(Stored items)
====
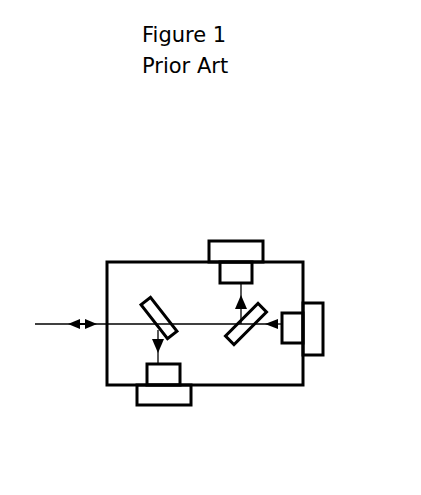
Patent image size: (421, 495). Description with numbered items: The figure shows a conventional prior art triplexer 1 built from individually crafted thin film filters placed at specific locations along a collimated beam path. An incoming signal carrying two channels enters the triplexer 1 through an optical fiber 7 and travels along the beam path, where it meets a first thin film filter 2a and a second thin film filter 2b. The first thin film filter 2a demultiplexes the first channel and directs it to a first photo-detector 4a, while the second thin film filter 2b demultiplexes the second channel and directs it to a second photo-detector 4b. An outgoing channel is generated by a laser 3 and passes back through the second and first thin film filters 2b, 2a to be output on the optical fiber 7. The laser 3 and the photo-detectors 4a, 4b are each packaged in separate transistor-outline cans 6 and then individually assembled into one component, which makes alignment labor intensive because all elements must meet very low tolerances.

The triplexer 1 is at (283, 181).
The first thin film filter 2a is at (157, 300).
The second thin film filter 2b is at (240, 343).
The laser 3 is at (294, 343).
The first photo-detector 4a is at (147, 367).
The second photo-detector 4b is at (252, 276).
The transistor-outline can 6 is at (242, 242).
The optical fiber 7 is at (58, 323).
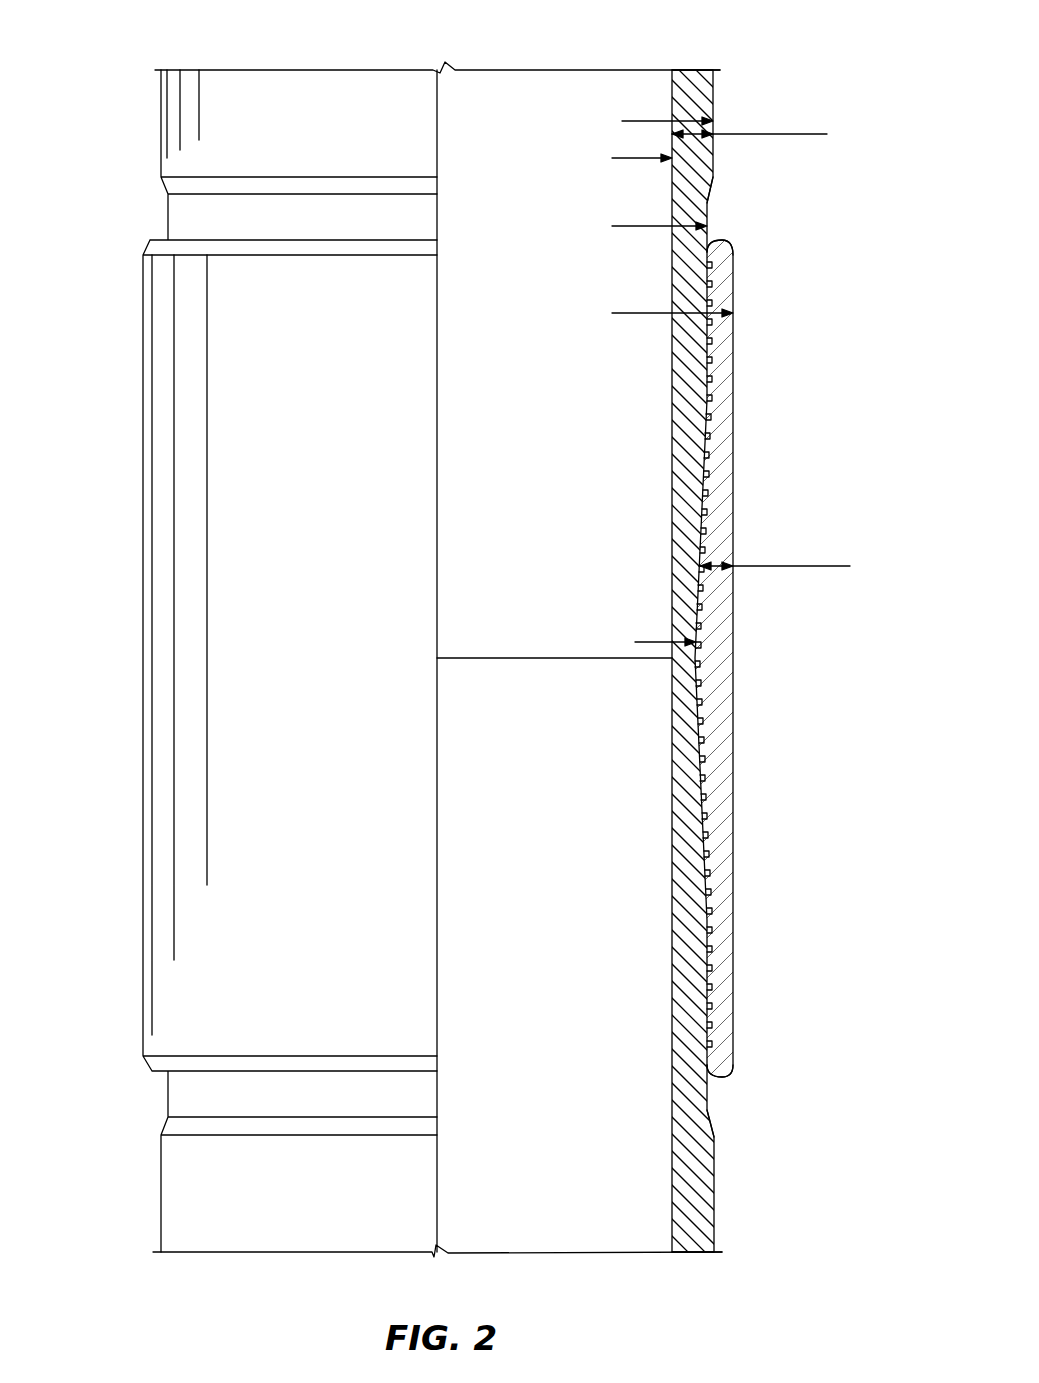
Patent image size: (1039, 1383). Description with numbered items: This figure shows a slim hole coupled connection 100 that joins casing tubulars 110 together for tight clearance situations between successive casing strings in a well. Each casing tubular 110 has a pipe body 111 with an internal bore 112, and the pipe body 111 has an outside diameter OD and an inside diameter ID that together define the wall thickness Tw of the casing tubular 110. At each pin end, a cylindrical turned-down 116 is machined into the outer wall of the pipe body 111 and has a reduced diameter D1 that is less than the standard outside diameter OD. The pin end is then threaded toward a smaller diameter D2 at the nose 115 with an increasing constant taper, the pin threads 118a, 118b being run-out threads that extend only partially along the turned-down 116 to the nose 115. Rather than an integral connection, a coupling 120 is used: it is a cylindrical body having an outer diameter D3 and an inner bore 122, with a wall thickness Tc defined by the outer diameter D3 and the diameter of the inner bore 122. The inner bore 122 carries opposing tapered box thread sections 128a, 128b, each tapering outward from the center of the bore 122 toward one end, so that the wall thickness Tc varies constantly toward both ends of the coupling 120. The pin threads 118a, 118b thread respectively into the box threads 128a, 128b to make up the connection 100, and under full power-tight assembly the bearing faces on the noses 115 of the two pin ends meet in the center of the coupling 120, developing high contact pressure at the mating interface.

The slim hole coupled connection 100 is at (64, 76).
The casing tubular 110 is at (161, 147).
The pipe body 111 is at (697, 87).
The internal bore 112 is at (672, 70).
The nose 115 is at (512, 660).
The turned-down 116 is at (707, 203).
The pin thread 118a is at (733, 356).
The pin thread 118b is at (708, 933).
The coupling 120 is at (733, 612).
The inner bore 122 is at (700, 700).
The box thread section 128a is at (703, 474).
The box thread section 128b is at (700, 838).
The outside diameter OD is at (645, 124).
The inside diameter ID is at (626, 162).
The reduced diameter D1 is at (644, 232).
The smaller diameter D2 is at (647, 640).
The outer diameter D3 is at (657, 319).
The wall thickness Tw is at (768, 139).
The wall thickness Tc is at (790, 571).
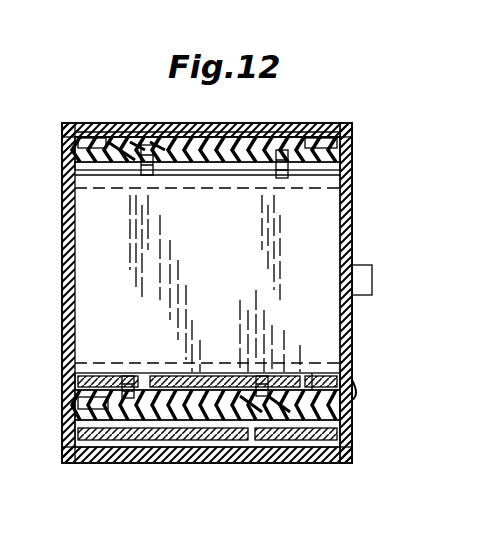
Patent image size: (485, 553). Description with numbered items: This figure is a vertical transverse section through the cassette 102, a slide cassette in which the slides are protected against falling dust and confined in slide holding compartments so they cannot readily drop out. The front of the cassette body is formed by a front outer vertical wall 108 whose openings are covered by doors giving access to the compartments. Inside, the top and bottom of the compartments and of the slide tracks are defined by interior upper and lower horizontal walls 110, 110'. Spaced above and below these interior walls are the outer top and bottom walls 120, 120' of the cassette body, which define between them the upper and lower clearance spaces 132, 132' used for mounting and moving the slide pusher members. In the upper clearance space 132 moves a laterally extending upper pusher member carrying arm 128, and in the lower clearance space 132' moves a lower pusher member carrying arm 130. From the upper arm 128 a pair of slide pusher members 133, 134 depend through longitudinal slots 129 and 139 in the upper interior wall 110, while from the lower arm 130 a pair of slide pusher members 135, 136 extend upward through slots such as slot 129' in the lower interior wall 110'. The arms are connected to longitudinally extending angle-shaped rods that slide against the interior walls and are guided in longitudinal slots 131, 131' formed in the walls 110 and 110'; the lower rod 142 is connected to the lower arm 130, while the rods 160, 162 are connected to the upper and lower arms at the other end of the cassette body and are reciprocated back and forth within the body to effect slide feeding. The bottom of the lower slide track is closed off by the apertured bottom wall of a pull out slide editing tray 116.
====
Retype all of the records above word for word, but leave out the pictures.

Patent image size: (421, 495). Description with numbered items: The figure shows a conventional prior art triplexer 1 built from individually crafted thin film filters placed at specific locations along a collimated beam path. An incoming signal carrying two channels enters the triplexer 1 through an optical fiber 7 and travels along the beam path, where it meets a first thin film filter 2a and a second thin film filter 2b. The first thin film filter 2a demultiplexes the first channel and directs it to a first photo-detector 4a, while the second thin film filter 2b demultiplexes the second channel and directs it to a second photo-detector 4b. An outgoing channel is generated by a laser 3 and passes back through the second and first thin film filters 2b, 2a to be output on the optical fiber 7. The laser 3 and the photo-detectors 4a, 4b are each packaged in separate transistor-outline cans 6 and then individually assembled into one component, which makes alignment labor intensive because all elements must meet very low tolerances.

The triplexer 1 is at (283, 181).
The first thin film filter 2a is at (157, 300).
The second thin film filter 2b is at (240, 343).
The laser 3 is at (294, 343).
The first photo-detector 4a is at (147, 367).
The second photo-detector 4b is at (252, 276).
The transistor-outline can 6 is at (242, 242).
The optical fiber 7 is at (58, 323).
Patent image size: (1039, 1383). Description with numbered items: This figure shows a slim hole coupled connection 100 that joins casing tubulars 110 together for tight clearance situations between successive casing strings in a well. Each casing tubular 110 has a pipe body 111 with an internal bore 112, and the pipe body 111 has an outside diameter OD and an inside diameter ID that together define the wall thickness Tw of the casing tubular 110. At each pin end, a cylindrical turned-down 116 is machined into the outer wall of the pipe body 111 and has a reduced diameter D1 that is less than the standard outside diameter OD. The pin end is then threaded toward a smaller diameter D2 at the nose 115 with an increasing constant taper, the pin threads 118a, 118b being run-out threads that extend only partially along the turned-down 116 to the nose 115. Rather than an integral connection, a coupling 120 is used: it is a cylindrical body having an outer diameter D3 and an inner bore 122, with a wall thickness Tc defined by the outer diameter D3 and the diameter of the inner bore 122. The inner bore 122 carries opposing tapered box thread sections 128a, 128b, each tapering outward from the center of the bore 122 toward one end, so that the wall thickness Tc varies constantly toward both ends of the coupling 120. The pin threads 118a, 118b thread respectively into the box threads 128a, 128b to make up the connection 100, and under full power-tight assembly the bearing faces on the noses 115 of the two pin ends meet in the center of the coupling 120, developing high contact pressure at the mating interface.

The slim hole coupled connection 100 is at (64, 76).
The casing tubular 110 is at (161, 147).
The pipe body 111 is at (697, 87).
The internal bore 112 is at (672, 70).
The nose 115 is at (512, 660).
The turned-down 116 is at (707, 203).
The pin thread 118a is at (733, 356).
The pin thread 118b is at (708, 933).
The coupling 120 is at (733, 612).
The inner bore 122 is at (700, 700).
The box thread section 128a is at (703, 474).
The box thread section 128b is at (700, 838).
The outside diameter OD is at (645, 124).
The inside diameter ID is at (626, 162).
The reduced diameter D1 is at (644, 232).
The smaller diameter D2 is at (647, 640).
The outer diameter D3 is at (657, 319).
The wall thickness Tw is at (768, 139).
The wall thickness Tc is at (790, 571).
Patent image size: (485, 553). Description with numbered items: This figure is a vertical transverse section through the cassette 102, a slide cassette in which the slides are protected against falling dust and confined in slide holding compartments so they cannot readily drop out. The front of the cassette body is formed by a front outer vertical wall 108 whose openings are covered by doors giving access to the compartments. Inside, the top and bottom of the compartments and of the slide tracks are defined by interior upper and lower horizontal walls 110, 110'. Spaced above and below these interior walls are the outer top and bottom walls 120, 120' of the cassette body, which define between them the upper and lower clearance spaces 132, 132' used for mounting and moving the slide pusher members. In the upper clearance space 132 moves a laterally extending upper pusher member carrying arm 128, and in the lower clearance space 132' moves a lower pusher member carrying arm 130. From the upper arm 128 a pair of slide pusher members 133, 134 depend through longitudinal slots 129 and 139 in the upper interior wall 110, while from the lower arm 130 a pair of slide pusher members 135, 136 extend upward through slots such as slot 129' in the lower interior wall 110'. The arms are connected to longitudinally extending angle-shaped rods that slide against the interior walls and are guided in longitudinal slots 131, 131' formed in the walls 110 and 110'; the lower rod 142 is connected to the lower arm 130, while the rods 160, 162 are connected to the upper and lower arms at the other end of the cassette body and are reciprocated back and forth within the body to effect slide feeding. The bottom of the lower slide track is closed off by the apertured bottom wall of a pull out slide editing tray 116.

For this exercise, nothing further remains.